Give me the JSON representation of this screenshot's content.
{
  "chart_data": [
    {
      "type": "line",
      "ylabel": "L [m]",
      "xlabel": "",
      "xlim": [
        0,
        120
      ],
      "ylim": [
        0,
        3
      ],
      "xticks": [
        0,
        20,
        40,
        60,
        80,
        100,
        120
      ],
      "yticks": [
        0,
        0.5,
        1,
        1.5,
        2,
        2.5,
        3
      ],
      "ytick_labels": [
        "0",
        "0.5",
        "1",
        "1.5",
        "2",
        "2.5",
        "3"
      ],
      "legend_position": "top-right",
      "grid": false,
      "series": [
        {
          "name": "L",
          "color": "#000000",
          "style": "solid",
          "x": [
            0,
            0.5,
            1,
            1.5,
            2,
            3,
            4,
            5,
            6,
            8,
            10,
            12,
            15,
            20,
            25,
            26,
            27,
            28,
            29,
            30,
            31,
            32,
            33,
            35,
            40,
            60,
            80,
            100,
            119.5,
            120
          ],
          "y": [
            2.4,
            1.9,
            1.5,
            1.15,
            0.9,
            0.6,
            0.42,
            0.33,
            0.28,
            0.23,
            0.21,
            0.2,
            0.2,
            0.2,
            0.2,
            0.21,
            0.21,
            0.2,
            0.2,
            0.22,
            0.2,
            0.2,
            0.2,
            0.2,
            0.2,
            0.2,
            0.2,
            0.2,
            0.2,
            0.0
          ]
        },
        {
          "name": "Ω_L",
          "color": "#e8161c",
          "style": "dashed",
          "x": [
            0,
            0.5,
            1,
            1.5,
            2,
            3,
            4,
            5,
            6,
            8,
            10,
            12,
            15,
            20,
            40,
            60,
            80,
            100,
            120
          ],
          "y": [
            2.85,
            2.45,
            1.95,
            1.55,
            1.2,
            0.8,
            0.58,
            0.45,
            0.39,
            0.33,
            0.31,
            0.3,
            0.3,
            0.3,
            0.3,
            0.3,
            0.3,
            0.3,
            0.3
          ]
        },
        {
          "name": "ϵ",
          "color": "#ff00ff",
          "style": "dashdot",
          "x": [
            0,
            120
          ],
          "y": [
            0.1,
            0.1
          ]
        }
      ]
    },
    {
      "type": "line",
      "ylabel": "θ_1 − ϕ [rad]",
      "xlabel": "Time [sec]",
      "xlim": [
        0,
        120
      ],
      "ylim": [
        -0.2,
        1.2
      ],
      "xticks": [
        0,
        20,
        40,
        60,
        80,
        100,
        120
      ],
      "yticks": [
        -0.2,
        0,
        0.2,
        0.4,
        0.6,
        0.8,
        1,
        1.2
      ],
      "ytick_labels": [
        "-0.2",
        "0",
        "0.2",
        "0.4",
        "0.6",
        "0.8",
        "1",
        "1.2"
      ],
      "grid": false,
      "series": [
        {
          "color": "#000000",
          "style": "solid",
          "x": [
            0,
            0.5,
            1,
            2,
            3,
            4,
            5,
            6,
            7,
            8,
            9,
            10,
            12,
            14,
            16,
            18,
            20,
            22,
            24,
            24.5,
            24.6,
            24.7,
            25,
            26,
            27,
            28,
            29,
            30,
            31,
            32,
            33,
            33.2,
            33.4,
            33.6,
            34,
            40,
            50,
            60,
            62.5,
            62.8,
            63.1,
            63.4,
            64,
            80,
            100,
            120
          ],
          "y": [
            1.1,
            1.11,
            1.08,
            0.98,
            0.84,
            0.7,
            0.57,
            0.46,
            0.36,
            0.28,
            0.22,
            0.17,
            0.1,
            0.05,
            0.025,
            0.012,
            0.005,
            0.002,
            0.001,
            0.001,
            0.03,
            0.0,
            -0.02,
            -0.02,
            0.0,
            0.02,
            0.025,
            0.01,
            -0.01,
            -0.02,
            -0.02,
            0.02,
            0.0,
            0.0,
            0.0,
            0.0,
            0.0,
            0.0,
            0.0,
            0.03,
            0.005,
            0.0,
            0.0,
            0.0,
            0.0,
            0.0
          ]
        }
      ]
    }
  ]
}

......

▶ **WHAT IS BEING ASKED**:
Across the records, count the lines holding the string "style". Give the number and stop.

▶ **FINAL RESULT**:
4